Omicidio Bergamini. “Ballando con gli assassini”. Signora Lucarelli, il supertestimone aveva paura perché li ha visti in faccia

Visto e considerato che c’è ancora qualcuno che agita fantasmi “suicidi” per difendere Isabella Internò, ci vediamo quasi obbligati a ripercorrere alcune tappe dell’omicidio volontario, premeditato e aggravato di Denis Bergamini. 

Francesco Forte era un autotrasportatore della Sibaritide che la sera del 18 novembre 1989 transitava sulla Statale 106 nella stessa direzione di marcia dell’autocarro di Raffaele Pisano, immediatamente dietro ad esso. Nel 2013, durante una conversazione col suo avvocato e parente Daniela Biondi a proposito di una causa civile in atto presso il Tribunale di Cosenza, nel sentire in TV un servizio sulla riapertura delle indagini riguardo la morte di Donato Bergamini, esprime il desiderio di contattare la famiglia per riferirgli ciò che ha visto quella sera.

I promotori del podcast lo ritengono un mitomane ed esordiscono dando un’informazione sbagliata dicendo che la cugina di Forte contatta immediatamente Donata Bergamini via telefono anche se questa è la meno grave tra tutte quelle presenti nel’”opera”. È ovviamente falso, non c’è alcuna conoscenza diretta tra la famiglia Forte e la famiglia Bergamini; l’avvocato Biondi – la cugina di Forte – contatta un suo conoscente di Cosenza, tifoso della squadra di calcio, che a sua volta contatta un’altra sua amica che ha un rapporto diretto con Donata Bergamini. Messa al corrente dell’urgenza della cosa, quest’ultima acconsente che il suo numero di telefono sia dato all’avvocato Biondi.

Entrando nello specifico sappiamo che Francesco Forte contatta telefonicamente Donata Bergamini (che registra la telefonata, e facendo anche bene non solo per il prosieguo della storia, ma per tutto ciò che hanno dovuto subire negli anni in termini di reticenze) e le racconta che lui viaggiava seguendo l’autocarro di Pisano che immediatamente inchioda (non una frenata di 60 metri) sulla Statale 106 e non riparte. Scende ed arrivato davanti al camion di Pisano, s’imbatte nel cadavere di Donato Bergamini; apre lo sportello per chieder cosa sia accaduto e Pisano, scioccato, si discolpa riferendogli “non c’era, non l’ho visto, non l’ho visto, non l’ho colpito, era già per terra, era già per terra”.
Dirà inoltre, nel corso della lunga telefonata, che dall’altro lato della strada (direzione Cosenza) c’era una ragazza che urlava disperata, sorretta da due uomini accanto ad una macchina nera, che fu caricata in macchina e ripartirono verso Cosenza.

---*---

OBIETTIVO — Puoi proseguire l'articolo sull'omicidio Bergamini, riprendendo subito dopo la sua ultima frase?

---*---

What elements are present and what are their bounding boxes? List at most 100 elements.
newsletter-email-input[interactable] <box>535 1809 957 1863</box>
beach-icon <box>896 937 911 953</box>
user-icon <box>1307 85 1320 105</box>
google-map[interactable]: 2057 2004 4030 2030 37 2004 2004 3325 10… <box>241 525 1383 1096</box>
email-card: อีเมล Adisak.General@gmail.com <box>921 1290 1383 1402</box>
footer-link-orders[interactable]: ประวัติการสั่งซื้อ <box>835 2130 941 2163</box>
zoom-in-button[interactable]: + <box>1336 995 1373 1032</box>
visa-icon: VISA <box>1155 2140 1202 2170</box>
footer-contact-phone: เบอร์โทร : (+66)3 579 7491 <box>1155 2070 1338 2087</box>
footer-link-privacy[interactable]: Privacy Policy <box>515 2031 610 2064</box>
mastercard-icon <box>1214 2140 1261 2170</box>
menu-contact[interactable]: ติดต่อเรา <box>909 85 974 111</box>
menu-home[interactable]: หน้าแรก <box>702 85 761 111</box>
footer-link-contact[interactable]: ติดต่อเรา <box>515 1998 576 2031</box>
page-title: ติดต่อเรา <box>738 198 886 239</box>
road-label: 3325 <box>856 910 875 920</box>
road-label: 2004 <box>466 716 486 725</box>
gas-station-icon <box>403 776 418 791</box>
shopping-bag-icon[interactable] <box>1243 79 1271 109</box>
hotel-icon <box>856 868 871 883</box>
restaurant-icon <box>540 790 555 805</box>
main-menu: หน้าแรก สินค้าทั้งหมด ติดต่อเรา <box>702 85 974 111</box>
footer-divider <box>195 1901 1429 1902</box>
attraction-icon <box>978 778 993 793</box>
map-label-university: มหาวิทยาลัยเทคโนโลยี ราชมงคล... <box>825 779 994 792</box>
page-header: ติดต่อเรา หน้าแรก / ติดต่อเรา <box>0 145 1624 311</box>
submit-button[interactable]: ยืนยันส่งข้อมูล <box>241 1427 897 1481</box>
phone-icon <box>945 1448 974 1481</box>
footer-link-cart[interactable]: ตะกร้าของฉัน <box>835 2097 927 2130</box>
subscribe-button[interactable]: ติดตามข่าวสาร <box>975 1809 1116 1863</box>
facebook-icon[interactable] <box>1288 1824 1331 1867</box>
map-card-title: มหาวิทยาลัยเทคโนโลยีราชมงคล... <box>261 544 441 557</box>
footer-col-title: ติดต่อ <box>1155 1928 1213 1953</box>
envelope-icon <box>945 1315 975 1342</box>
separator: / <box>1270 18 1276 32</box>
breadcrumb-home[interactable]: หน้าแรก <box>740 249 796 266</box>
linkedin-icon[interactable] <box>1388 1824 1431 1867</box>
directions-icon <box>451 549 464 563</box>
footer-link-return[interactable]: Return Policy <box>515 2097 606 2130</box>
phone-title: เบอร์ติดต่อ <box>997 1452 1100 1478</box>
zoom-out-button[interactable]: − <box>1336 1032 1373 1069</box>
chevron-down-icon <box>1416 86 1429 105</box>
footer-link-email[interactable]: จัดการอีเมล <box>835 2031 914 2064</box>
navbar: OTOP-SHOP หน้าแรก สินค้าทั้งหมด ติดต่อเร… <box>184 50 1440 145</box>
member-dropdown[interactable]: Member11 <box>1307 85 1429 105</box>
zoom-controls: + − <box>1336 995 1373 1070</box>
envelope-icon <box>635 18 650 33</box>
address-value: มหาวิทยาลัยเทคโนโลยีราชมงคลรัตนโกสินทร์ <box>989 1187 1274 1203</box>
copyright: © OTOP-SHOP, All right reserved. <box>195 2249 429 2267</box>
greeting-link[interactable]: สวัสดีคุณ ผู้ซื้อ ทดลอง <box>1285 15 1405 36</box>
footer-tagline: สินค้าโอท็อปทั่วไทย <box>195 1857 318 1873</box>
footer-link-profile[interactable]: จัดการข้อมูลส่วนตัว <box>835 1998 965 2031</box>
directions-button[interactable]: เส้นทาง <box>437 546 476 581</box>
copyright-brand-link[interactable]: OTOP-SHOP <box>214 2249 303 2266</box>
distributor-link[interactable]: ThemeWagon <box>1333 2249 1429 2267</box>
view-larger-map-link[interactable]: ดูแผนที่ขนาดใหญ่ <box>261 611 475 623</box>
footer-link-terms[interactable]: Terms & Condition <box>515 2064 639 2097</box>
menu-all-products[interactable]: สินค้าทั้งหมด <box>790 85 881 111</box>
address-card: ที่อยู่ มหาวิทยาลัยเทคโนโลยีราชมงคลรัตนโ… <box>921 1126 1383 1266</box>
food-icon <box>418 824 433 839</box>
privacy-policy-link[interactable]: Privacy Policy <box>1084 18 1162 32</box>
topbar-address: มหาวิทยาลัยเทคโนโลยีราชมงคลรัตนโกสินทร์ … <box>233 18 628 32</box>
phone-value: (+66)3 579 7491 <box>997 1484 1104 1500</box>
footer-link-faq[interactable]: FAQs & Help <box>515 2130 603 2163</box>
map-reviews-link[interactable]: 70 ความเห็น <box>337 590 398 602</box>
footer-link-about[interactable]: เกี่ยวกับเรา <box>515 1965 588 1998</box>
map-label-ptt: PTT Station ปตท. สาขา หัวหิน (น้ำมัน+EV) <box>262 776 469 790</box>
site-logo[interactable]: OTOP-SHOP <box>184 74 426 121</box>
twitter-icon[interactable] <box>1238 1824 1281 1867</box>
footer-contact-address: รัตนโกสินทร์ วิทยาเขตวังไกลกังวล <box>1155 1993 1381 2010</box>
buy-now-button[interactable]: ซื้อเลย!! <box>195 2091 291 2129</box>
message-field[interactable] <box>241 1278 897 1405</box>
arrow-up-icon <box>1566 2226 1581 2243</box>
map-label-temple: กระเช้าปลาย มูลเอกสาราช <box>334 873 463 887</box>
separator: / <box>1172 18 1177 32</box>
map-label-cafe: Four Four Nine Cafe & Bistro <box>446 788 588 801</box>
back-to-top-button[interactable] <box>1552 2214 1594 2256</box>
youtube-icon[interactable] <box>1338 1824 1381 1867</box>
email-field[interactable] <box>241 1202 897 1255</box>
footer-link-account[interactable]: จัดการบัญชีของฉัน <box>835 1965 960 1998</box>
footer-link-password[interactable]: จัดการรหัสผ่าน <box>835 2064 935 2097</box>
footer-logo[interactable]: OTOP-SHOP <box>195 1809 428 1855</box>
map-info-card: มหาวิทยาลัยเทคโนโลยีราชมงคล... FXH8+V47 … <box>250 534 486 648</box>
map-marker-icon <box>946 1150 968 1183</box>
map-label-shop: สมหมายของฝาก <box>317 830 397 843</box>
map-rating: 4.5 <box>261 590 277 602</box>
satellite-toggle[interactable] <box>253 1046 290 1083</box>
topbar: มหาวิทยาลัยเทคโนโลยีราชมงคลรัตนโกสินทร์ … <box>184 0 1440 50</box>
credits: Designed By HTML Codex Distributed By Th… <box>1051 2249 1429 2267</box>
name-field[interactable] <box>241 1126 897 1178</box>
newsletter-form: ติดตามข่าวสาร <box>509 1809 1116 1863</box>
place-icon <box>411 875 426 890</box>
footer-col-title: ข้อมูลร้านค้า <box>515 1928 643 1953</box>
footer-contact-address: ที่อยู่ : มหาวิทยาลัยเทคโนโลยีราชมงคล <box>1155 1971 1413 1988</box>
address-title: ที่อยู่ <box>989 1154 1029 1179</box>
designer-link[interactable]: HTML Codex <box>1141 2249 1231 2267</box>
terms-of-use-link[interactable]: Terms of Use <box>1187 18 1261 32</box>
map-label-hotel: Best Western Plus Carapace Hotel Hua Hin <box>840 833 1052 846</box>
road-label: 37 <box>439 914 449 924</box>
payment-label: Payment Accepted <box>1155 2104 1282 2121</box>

---*---

RISPOSTA FINALE —
Secondo la Lucarelli e Cribari, Forte è un mitomane in quanto, convocato per gennaio 2014 dal Procuratore Giacomantonio, non si presenta davanti agli inquirenti e viene condotto coattivamente. In questa sede, confermerà alcune cose dette a Donata Bergamini (che l’autista era ancora nel camion e che questo non presentava ammaccature o altri segni di urto, di aver visto la ragazza e due uomini sull’altro lato della strada) ma sarà reticente rispetto ad altre (ad esempio, che Pisano non dirà che “era già a terra” e che non ricorda di aver visto l’auto nera ripartire). Per tali motivi, Giacomantonio lo riterrà inattendibile durante l’inchiesta che sarà archiviata nel 2015.

Il pavido Giacomantonio

Sull’affidabilità e sulla serietà di Giacomantonio se ne potrebbero scrivere di ogni tipo, e sull’inattendibilità di Forte (il pezzo forte di questa puntata) vorremmo spiegare alla signora Lucarelli (visto che non l’ha fatto Cribari) alcune circostanze.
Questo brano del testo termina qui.